### Given text
3. An application shall be supported by a statement setting out the name and description of the applicant, the relief sought, the grounds upon which the reliefs are sought and supported by an affidavit setting out the facts upon which the application is made.
​Rule 2 here makes the application to be made by any Originating Process accepted by the Court which shall subject to the provisions of these Rules. Then Rule 3 requires that the application shall be supported by a statement setting out the name and description of the applicant, the relief sought, the grounds upon which the reliefs are sought etc. The statement required under the Rules is before the Court. The Originating Process complained about by the appellant is the process accepted by the trial Court. Since the Rules leave the Originating Process to the discretion of the Court, there is nothing wrong with the lower Court accepting that process and acting on it. The FREP Rules wanted to eliminate technicality in enforcement procedure of the fundamental rights, so no Court would sabotage the focus and policy of the rules of procedure as anticipated by the appellant. Since the lower Court accepted the Originating Process, this Court will honour the exercise of such a discretion since it is in line with the Rules. This issue is therefore, resolved against the appellant.

Issue Four:
This issue is – whether or not the lower Court ought to have dismissed the 1st respondent’s case on the merit having regard to the law, facts and evidence before the Court.

### Dataset

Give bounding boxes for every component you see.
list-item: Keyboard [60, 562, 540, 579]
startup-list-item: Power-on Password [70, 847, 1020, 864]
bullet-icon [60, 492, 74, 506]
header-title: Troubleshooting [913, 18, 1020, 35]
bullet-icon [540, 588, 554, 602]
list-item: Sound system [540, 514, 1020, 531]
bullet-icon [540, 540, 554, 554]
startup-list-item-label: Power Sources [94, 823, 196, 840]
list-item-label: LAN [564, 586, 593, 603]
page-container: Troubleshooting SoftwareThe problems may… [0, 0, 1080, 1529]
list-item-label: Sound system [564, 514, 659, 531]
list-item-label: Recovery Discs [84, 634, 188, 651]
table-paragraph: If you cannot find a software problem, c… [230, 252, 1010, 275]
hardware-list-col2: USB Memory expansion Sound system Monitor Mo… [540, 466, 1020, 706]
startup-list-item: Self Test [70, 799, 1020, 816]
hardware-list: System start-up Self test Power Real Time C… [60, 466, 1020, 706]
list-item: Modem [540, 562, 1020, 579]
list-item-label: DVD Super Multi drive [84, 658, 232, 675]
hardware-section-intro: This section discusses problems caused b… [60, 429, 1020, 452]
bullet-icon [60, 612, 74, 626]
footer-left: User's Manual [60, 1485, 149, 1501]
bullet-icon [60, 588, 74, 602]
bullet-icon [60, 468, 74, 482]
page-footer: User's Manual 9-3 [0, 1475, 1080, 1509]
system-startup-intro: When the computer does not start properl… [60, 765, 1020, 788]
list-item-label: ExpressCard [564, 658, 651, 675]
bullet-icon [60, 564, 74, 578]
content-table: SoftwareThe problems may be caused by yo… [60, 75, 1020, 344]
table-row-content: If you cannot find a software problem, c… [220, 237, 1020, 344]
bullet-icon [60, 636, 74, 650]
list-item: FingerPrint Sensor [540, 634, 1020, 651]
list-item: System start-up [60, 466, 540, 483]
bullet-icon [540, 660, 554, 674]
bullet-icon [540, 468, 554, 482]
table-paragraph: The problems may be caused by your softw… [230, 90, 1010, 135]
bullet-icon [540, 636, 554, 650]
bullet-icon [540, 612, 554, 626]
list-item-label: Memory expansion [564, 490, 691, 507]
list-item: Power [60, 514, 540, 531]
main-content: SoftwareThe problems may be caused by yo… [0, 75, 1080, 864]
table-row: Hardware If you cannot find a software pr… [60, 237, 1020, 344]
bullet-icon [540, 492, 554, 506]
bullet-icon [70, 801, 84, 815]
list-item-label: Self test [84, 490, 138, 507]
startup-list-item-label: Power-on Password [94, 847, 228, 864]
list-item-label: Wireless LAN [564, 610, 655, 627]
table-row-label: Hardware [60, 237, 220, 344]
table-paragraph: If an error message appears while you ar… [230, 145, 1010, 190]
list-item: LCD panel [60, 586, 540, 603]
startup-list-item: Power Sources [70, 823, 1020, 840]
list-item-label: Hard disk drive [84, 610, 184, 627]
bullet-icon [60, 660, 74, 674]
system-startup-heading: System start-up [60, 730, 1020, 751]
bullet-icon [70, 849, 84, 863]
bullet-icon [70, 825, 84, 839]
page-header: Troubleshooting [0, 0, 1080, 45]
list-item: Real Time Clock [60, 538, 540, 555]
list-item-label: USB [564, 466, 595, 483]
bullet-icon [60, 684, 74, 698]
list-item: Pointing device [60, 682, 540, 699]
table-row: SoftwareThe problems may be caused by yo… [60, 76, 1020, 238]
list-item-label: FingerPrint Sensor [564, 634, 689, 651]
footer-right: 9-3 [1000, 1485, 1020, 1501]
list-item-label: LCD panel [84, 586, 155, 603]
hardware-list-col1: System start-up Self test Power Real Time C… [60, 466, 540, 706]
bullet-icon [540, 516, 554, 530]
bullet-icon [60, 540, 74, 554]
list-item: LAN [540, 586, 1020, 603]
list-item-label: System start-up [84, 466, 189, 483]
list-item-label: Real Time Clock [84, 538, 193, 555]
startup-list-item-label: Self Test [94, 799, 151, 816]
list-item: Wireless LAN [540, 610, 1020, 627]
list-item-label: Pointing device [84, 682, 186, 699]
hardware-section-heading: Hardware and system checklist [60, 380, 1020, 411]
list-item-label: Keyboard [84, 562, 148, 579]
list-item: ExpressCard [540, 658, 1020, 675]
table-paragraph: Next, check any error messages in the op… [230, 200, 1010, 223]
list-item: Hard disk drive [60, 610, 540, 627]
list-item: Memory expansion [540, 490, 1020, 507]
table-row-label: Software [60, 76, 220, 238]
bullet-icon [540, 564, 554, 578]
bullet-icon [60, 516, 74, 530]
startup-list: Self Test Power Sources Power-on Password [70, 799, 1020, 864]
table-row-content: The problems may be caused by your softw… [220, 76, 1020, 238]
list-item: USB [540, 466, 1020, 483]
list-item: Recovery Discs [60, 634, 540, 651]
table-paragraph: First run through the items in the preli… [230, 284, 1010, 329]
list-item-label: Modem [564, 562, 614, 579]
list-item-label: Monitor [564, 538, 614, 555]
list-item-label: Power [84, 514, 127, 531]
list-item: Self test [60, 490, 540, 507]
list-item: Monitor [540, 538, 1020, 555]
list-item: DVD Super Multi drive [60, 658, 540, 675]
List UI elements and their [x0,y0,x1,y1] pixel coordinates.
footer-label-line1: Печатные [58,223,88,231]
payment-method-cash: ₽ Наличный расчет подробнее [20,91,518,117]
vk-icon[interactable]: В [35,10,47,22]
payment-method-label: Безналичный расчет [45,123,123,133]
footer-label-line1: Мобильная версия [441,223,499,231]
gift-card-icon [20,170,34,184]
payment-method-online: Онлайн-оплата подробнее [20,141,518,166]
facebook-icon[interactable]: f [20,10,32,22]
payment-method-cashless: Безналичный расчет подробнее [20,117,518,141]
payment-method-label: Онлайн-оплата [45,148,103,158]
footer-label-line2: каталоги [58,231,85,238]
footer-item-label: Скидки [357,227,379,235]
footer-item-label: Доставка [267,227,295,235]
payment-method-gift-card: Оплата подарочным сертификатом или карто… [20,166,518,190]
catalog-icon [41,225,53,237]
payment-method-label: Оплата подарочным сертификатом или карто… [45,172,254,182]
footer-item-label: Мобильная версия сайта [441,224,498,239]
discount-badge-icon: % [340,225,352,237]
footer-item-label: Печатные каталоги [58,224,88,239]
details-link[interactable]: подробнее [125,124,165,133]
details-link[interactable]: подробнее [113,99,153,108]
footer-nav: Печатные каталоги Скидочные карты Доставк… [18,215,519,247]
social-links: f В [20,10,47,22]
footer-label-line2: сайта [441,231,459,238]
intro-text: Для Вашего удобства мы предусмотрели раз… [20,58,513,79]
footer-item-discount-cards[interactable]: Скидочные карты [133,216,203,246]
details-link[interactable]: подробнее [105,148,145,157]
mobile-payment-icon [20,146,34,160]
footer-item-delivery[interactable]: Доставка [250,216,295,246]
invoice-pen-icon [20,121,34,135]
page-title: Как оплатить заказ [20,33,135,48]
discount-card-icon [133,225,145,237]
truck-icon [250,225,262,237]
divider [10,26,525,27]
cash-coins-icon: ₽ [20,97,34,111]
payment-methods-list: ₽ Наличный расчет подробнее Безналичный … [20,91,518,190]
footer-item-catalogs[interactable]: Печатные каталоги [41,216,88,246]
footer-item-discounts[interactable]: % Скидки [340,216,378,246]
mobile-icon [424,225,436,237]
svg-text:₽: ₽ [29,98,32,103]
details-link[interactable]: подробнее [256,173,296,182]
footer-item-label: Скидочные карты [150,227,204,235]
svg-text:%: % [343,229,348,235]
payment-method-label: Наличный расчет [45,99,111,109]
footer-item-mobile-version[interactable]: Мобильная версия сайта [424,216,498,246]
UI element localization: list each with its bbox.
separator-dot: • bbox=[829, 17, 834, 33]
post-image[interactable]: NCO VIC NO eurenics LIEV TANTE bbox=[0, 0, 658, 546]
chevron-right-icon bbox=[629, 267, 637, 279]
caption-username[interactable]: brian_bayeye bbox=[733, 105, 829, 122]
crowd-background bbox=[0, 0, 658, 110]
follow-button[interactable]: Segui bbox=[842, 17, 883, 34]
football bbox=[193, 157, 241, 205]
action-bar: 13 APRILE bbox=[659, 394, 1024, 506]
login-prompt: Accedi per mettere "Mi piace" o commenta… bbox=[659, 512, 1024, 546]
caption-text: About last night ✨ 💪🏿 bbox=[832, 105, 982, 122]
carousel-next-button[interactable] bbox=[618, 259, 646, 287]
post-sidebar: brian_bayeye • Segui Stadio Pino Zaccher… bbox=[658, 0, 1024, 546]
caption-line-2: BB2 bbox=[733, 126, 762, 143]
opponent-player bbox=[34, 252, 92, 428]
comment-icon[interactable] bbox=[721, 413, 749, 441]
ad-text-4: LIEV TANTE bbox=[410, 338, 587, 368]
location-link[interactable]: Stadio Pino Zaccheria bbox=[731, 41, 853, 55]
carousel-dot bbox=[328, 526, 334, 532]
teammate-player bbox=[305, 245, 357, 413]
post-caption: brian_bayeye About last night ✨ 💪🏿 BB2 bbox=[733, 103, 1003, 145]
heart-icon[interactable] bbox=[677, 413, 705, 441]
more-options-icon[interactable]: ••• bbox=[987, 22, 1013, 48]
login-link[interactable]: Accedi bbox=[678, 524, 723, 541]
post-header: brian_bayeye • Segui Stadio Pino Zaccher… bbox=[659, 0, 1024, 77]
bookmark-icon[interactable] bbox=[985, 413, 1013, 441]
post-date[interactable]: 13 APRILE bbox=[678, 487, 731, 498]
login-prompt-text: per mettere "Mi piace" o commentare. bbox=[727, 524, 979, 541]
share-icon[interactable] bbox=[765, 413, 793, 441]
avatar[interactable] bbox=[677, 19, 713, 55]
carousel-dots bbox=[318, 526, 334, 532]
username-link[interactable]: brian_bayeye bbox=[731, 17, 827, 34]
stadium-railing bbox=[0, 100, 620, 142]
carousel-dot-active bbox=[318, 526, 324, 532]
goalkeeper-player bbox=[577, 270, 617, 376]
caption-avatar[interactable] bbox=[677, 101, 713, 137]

### Exercise instructions
#1 In the court excerpt, what did the FREP Rules want to eliminate?
#2 List each thing that, according to the court excerpt, the statement supporting an application must set out.
#3 Please repeat the part of the court excerpt that begins at the words "3. An application" and stops after "application is made.".
The records are separate material, apart from the court excerpt.

### Response list
#1 Technicality in enforcement procedure of the fundamental rights.

#2
- The name and description of the applicant
- The relief sought
- The grounds upon which the reliefs are sought

#3
3. An application shall be supported by a statement setting out the name and description of the applicant, the relief sought, the grounds upon which the reliefs are sought and supported by an affidavit setting out the facts upon which the application is made.